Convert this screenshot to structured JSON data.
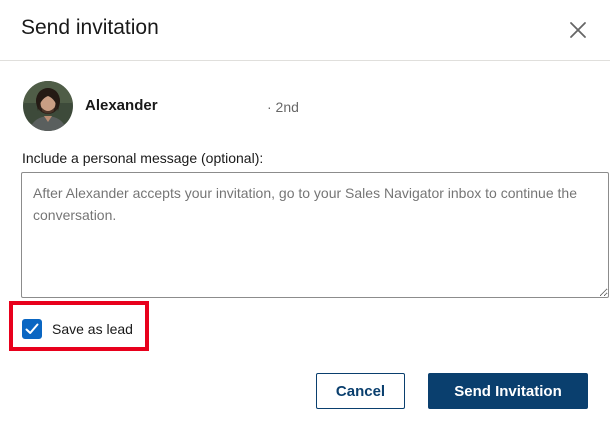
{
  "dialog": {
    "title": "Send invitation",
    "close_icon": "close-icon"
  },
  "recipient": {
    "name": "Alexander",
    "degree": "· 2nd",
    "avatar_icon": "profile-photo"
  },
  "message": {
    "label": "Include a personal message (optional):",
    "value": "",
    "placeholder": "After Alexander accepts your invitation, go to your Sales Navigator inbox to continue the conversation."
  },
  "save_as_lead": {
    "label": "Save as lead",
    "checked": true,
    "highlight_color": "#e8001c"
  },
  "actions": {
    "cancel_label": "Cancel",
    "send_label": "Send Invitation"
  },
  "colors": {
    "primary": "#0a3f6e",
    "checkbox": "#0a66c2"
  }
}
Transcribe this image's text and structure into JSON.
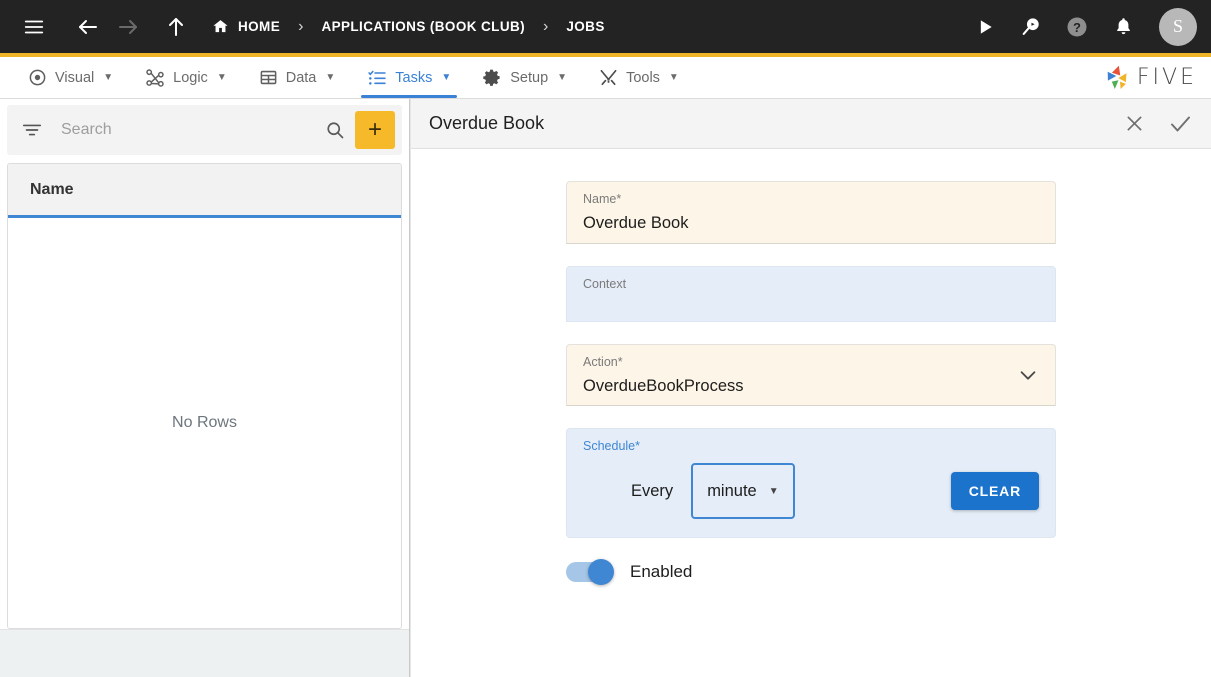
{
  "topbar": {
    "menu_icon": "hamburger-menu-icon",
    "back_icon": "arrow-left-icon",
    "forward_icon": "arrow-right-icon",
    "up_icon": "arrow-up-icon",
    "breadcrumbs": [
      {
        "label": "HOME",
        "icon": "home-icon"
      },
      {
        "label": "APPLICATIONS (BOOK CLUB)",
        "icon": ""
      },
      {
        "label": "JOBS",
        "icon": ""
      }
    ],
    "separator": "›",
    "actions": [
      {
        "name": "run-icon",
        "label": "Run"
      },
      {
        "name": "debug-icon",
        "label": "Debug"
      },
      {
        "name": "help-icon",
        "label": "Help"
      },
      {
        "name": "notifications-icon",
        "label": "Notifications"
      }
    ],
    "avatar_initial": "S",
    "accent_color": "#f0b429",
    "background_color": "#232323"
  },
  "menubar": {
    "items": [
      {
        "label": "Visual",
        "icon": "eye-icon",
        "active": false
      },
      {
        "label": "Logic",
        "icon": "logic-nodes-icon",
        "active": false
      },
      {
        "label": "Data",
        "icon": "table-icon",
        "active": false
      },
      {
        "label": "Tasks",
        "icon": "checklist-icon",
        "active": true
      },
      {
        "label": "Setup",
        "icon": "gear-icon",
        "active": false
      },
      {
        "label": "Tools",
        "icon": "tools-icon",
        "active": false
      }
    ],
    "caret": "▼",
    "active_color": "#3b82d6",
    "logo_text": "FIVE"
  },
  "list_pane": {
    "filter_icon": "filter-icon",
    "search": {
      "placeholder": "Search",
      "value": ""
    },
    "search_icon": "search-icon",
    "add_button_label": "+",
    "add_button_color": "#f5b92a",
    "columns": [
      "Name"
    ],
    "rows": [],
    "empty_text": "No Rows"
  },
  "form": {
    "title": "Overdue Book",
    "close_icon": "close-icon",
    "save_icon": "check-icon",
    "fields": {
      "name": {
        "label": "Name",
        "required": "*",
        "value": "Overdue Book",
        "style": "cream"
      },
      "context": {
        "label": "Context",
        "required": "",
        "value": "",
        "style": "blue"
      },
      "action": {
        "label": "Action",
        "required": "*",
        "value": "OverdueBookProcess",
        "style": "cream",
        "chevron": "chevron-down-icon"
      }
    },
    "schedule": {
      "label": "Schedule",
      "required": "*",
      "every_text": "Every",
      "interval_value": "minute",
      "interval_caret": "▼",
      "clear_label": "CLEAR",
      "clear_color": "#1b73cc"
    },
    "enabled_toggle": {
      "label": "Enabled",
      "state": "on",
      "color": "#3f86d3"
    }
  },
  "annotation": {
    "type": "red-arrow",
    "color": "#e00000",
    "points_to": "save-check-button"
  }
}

▶ **Task**
Write out the records above once more, word for word, with no pictures.

▶ **Exercise solution**
Convert this screenshot to structured JSON data.
{
  "dialog": {
    "title": "Send invitation",
    "close_icon": "close-icon"
  },
  "recipient": {
    "name": "Alexander",
    "degree": "· 2nd",
    "avatar_icon": "profile-photo"
  },
  "message": {
    "label": "Include a personal message (optional):",
    "value": "",
    "placeholder": "After Alexander accepts your invitation, go to your Sales Navigator inbox to continue the conversation."
  },
  "save_as_lead": {
    "label": "Save as lead",
    "checked": true,
    "highlight_color": "#e8001c"
  },
  "actions": {
    "cancel_label": "Cancel",
    "send_label": "Send Invitation"
  },
  "colors": {
    "primary": "#0a3f6e",
    "checkbox": "#0a66c2"
  }
}
Transcribe this image's text and structure into JSON.
{
  "topbar": {
    "menu_icon": "hamburger-menu-icon",
    "back_icon": "arrow-left-icon",
    "forward_icon": "arrow-right-icon",
    "up_icon": "arrow-up-icon",
    "breadcrumbs": [
      {
        "label": "HOME",
        "icon": "home-icon"
      },
      {
        "label": "APPLICATIONS (BOOK CLUB)",
        "icon": ""
      },
      {
        "label": "JOBS",
        "icon": ""
      }
    ],
    "separator": "›",
    "actions": [
      {
        "name": "run-icon",
        "label": "Run"
      },
      {
        "name": "debug-icon",
        "label": "Debug"
      },
      {
        "name": "help-icon",
        "label": "Help"
      },
      {
        "name": "notifications-icon",
        "label": "Notifications"
      }
    ],
    "avatar_initial": "S",
    "accent_color": "#f0b429",
    "background_color": "#232323"
  },
  "menubar": {
    "items": [
      {
        "label": "Visual",
        "icon": "eye-icon",
        "active": false
      },
      {
        "label": "Logic",
        "icon": "logic-nodes-icon",
        "active": false
      },
      {
        "label": "Data",
        "icon": "table-icon",
        "active": false
      },
      {
        "label": "Tasks",
        "icon": "checklist-icon",
        "active": true
      },
      {
        "label": "Setup",
        "icon": "gear-icon",
        "active": false
      },
      {
        "label": "Tools",
        "icon": "tools-icon",
        "active": false
      }
    ],
    "caret": "▼",
    "active_color": "#3b82d6",
    "logo_text": "FIVE"
  },
  "list_pane": {
    "filter_icon": "filter-icon",
    "search": {
      "placeholder": "Search",
      "value": ""
    },
    "search_icon": "search-icon",
    "add_button_label": "+",
    "add_button_color": "#f5b92a",
    "columns": [
      "Name"
    ],
    "rows": [],
    "empty_text": "No Rows"
  },
  "form": {
    "title": "Overdue Book",
    "close_icon": "close-icon",
    "save_icon": "check-icon",
    "fields": {
      "name": {
        "label": "Name",
        "required": "*",
        "value": "Overdue Book",
        "style": "cream"
      },
      "context": {
        "label": "Context",
        "required": "",
        "value": "",
        "style": "blue"
      },
      "action": {
        "label": "Action",
        "required": "*",
        "value": "OverdueBookProcess",
        "style": "cream",
        "chevron": "chevron-down-icon"
      }
    },
    "schedule": {
      "label": "Schedule",
      "required": "*",
      "every_text": "Every",
      "interval_value": "minute",
      "interval_caret": "▼",
      "clear_label": "CLEAR",
      "clear_color": "#1b73cc"
    },
    "enabled_toggle": {
      "label": "Enabled",
      "state": "on",
      "color": "#3f86d3"
    }
  },
  "annotation": {
    "type": "red-arrow",
    "color": "#e00000",
    "points_to": "save-check-button"
  }
}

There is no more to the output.